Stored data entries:
□ □ □ □

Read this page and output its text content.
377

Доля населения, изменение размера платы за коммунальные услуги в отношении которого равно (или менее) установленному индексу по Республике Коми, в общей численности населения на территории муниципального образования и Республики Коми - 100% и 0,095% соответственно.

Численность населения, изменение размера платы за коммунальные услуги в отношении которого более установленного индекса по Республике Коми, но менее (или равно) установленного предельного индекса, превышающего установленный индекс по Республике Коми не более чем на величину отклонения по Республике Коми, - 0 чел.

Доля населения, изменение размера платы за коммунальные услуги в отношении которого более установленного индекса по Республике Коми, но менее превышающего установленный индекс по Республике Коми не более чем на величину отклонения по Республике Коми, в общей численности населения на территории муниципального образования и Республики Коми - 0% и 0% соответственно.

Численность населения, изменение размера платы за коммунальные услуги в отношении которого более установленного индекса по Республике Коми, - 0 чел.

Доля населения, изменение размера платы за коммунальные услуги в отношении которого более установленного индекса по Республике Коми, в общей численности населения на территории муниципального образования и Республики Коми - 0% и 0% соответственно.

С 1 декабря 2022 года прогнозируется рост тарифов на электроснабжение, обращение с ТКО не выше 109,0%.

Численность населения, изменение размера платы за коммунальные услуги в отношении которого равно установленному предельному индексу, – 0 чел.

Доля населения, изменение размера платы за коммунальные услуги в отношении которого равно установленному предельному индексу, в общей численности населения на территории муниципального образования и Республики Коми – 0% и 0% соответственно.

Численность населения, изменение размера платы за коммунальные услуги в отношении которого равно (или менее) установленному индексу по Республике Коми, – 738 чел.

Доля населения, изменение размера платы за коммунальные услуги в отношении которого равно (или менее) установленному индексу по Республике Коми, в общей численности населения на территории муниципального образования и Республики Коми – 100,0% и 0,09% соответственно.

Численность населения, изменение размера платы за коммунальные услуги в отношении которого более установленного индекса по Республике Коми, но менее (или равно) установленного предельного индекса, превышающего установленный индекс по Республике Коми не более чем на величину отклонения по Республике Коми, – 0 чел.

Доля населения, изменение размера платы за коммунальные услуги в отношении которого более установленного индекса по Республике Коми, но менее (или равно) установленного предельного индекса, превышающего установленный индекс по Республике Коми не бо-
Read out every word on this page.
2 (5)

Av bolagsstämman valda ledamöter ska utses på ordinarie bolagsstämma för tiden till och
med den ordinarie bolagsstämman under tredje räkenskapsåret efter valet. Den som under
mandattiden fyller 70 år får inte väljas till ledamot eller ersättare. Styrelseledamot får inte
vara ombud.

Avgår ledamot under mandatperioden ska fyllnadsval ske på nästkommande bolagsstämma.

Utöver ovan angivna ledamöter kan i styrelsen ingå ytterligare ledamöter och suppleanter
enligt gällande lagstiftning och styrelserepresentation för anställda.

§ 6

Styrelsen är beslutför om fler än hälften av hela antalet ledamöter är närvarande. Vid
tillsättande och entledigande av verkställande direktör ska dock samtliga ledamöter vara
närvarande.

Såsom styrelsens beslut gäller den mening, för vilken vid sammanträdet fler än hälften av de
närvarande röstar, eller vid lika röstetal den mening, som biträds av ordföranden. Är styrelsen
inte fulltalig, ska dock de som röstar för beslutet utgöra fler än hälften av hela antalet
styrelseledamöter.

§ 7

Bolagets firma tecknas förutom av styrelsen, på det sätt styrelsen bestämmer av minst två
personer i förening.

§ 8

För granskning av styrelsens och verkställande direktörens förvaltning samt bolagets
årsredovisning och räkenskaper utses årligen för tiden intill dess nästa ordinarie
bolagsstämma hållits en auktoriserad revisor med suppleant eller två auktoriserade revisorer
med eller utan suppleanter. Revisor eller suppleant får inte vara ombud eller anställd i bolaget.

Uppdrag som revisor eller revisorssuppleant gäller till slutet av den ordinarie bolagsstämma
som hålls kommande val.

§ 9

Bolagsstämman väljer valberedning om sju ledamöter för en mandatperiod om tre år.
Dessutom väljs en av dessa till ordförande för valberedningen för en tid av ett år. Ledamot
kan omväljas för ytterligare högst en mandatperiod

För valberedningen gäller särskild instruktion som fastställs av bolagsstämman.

□ □ □ □

STATED GOAL: Reproduce each line from the records that contains the word "page".

OUTPUT FOR THIS TASK:
Read this page and output its text content.
Read out every word on this page.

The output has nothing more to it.